__YOUR GOAL__: Omit all images. Write out the rest of the material exactly.

__RECORDS TO USE__:
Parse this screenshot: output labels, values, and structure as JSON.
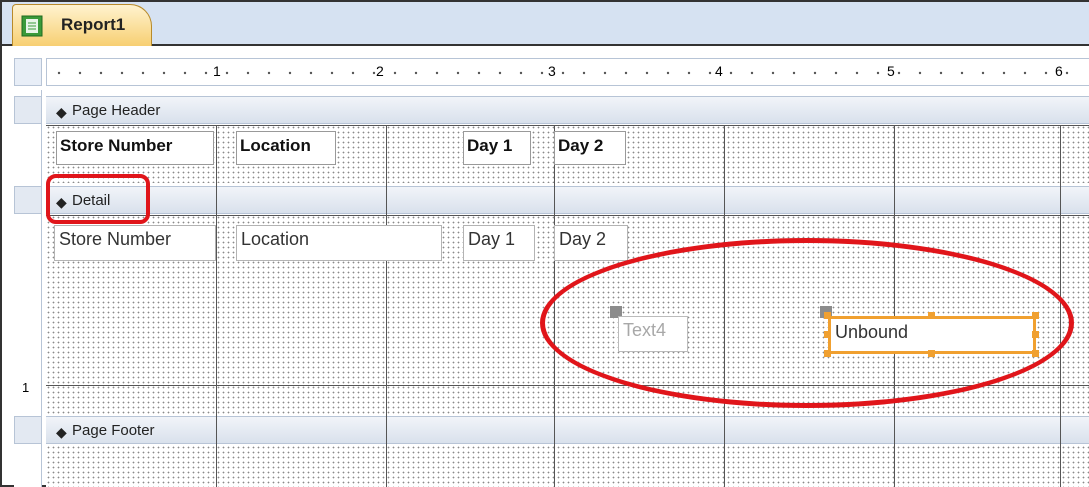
{
  "tab": {
    "title": "Report1",
    "icon": "report-icon"
  },
  "ruler": {
    "marks": [
      "1",
      "2",
      "3",
      "4",
      "5",
      "6"
    ],
    "vertical_mark": "1"
  },
  "sections": {
    "page_header": "Page Header",
    "detail": "Detail",
    "page_footer": "Page Footer"
  },
  "header_labels": {
    "store_number": "Store Number",
    "location": "Location",
    "day1": "Day 1",
    "day2": "Day 2"
  },
  "detail_fields": {
    "store_number": "Store Number",
    "location": "Location",
    "day1": "Day 1",
    "day2": "Day 2",
    "new_label": "Text4",
    "new_textbox": "Unbound"
  },
  "colors": {
    "annotation": "#e0151a",
    "selection": "#f0a030",
    "tab": "#f7cf72"
  }
}
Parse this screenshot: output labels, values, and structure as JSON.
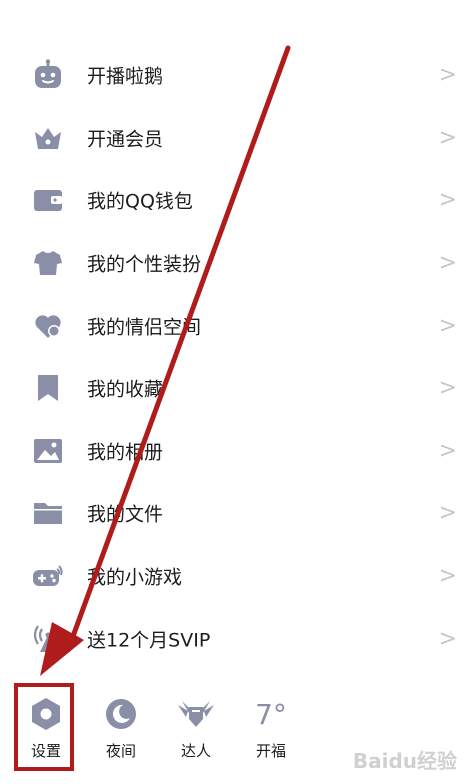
{
  "menu": {
    "items": [
      {
        "label": "开播啦鹅",
        "icon": "robot-icon"
      },
      {
        "label": "开通会员",
        "icon": "crown-icon"
      },
      {
        "label": "我的QQ钱包",
        "icon": "wallet-icon"
      },
      {
        "label": "我的个性装扮",
        "icon": "tshirt-icon"
      },
      {
        "label": "我的情侣空间",
        "icon": "heart-icon"
      },
      {
        "label": "我的收藏",
        "icon": "bookmark-icon"
      },
      {
        "label": "我的相册",
        "icon": "image-icon"
      },
      {
        "label": "我的文件",
        "icon": "folder-icon"
      },
      {
        "label": "我的小游戏",
        "icon": "gamepad-icon"
      },
      {
        "label": "送12个月SVIP",
        "icon": "signal-tower-icon"
      }
    ],
    "chevron": ">"
  },
  "bottom_bar": {
    "settings": {
      "label": "设置",
      "icon": "hexagon-gear-icon"
    },
    "night": {
      "label": "夜间",
      "icon": "moon-icon"
    },
    "expert": {
      "label": "达人",
      "icon": "winged-badge-icon"
    },
    "weather": {
      "label": "开福",
      "temp": "7°"
    }
  },
  "watermark": "Baidu经验",
  "colors": {
    "icon": "#8a8ea6",
    "text": "#1d1d1d",
    "chevron": "#c6c6cc",
    "annotation": "#b01c1c"
  }
}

__RESULT OF THIS TASK__:
Parse this screenshot: output labels, values, and structure as JSON.
{
  "tab": {
    "title": "Report1",
    "icon": "report-icon"
  },
  "ruler": {
    "marks": [
      "1",
      "2",
      "3",
      "4",
      "5",
      "6"
    ],
    "vertical_mark": "1"
  },
  "sections": {
    "page_header": "Page Header",
    "detail": "Detail",
    "page_footer": "Page Footer"
  },
  "header_labels": {
    "store_number": "Store Number",
    "location": "Location",
    "day1": "Day 1",
    "day2": "Day 2"
  },
  "detail_fields": {
    "store_number": "Store Number",
    "location": "Location",
    "day1": "Day 1",
    "day2": "Day 2",
    "new_label": "Text4",
    "new_textbox": "Unbound"
  },
  "colors": {
    "annotation": "#e0151a",
    "selection": "#f0a030",
    "tab": "#f7cf72"
  }
}
Parse this screenshot: output labels, values, and structure as JSON.
{
  "menu": {
    "items": [
      {
        "label": "开播啦鹅",
        "icon": "robot-icon"
      },
      {
        "label": "开通会员",
        "icon": "crown-icon"
      },
      {
        "label": "我的QQ钱包",
        "icon": "wallet-icon"
      },
      {
        "label": "我的个性装扮",
        "icon": "tshirt-icon"
      },
      {
        "label": "我的情侣空间",
        "icon": "heart-icon"
      },
      {
        "label": "我的收藏",
        "icon": "bookmark-icon"
      },
      {
        "label": "我的相册",
        "icon": "image-icon"
      },
      {
        "label": "我的文件",
        "icon": "folder-icon"
      },
      {
        "label": "我的小游戏",
        "icon": "gamepad-icon"
      },
      {
        "label": "送12个月SVIP",
        "icon": "signal-tower-icon"
      }
    ],
    "chevron": ">"
  },
  "bottom_bar": {
    "settings": {
      "label": "设置",
      "icon": "hexagon-gear-icon"
    },
    "night": {
      "label": "夜间",
      "icon": "moon-icon"
    },
    "expert": {
      "label": "达人",
      "icon": "winged-badge-icon"
    },
    "weather": {
      "label": "开福",
      "temp": "7°"
    }
  },
  "watermark": "Baidu经验",
  "colors": {
    "icon": "#8a8ea6",
    "text": "#1d1d1d",
    "chevron": "#c6c6cc",
    "annotation": "#b01c1c"
  }
}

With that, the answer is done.